▶ **What is required**
Read the records and gather each line that includes "wystawienia".
++++ Exercise data
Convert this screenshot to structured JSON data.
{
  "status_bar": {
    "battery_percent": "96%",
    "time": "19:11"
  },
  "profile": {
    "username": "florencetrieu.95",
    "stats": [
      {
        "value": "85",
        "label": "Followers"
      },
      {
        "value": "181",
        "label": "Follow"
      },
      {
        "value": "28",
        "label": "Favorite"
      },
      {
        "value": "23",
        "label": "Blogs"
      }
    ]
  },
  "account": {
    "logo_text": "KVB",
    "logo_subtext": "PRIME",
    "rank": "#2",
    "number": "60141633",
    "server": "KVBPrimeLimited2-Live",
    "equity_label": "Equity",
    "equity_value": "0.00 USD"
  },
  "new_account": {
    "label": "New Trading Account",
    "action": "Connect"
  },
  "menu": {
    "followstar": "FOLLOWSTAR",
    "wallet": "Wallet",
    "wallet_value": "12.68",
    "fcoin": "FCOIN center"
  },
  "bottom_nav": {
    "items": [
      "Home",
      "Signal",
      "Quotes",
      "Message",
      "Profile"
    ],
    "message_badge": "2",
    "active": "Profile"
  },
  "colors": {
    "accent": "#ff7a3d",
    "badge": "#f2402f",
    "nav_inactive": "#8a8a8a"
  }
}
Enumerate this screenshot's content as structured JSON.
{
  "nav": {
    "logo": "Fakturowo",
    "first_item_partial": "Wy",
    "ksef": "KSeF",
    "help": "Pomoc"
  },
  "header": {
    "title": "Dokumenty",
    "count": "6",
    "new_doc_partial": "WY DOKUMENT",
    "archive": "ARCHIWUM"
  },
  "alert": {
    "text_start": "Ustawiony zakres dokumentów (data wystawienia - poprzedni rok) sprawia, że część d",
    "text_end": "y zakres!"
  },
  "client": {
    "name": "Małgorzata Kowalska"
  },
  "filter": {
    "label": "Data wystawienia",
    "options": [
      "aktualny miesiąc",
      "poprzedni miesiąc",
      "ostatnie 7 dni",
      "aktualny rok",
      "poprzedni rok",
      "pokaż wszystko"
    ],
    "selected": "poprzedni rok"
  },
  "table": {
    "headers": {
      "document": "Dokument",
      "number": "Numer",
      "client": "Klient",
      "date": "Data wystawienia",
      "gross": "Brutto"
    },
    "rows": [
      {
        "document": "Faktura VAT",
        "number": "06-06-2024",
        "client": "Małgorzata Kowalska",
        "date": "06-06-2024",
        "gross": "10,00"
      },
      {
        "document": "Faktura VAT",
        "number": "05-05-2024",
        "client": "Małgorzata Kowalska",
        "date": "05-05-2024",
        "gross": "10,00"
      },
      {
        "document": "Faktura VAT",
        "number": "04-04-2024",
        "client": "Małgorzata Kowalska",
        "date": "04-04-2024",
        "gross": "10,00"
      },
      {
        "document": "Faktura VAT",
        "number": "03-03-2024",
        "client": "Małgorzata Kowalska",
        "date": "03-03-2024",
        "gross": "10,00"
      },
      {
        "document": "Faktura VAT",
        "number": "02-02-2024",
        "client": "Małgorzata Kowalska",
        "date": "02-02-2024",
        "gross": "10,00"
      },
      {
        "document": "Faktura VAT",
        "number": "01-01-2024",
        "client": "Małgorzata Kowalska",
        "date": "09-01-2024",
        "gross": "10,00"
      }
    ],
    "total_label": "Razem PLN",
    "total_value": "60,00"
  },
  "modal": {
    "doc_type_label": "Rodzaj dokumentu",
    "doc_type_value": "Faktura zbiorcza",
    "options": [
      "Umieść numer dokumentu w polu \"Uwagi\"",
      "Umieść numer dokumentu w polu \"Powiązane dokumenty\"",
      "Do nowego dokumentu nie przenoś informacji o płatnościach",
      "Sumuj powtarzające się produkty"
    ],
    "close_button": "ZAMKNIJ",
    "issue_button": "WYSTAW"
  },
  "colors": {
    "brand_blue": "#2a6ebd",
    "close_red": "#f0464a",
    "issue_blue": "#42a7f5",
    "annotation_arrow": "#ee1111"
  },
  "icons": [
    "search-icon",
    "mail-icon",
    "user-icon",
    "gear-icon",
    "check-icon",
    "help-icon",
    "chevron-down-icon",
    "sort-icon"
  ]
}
++++++++
▶ **Answer**
    "text_start": "Ustawiony zakres dokumentów (data wystawienia - poprzedni rok) sprawia, że część d",
    "label": "Data wystawienia",
      "date": "Data wystawienia",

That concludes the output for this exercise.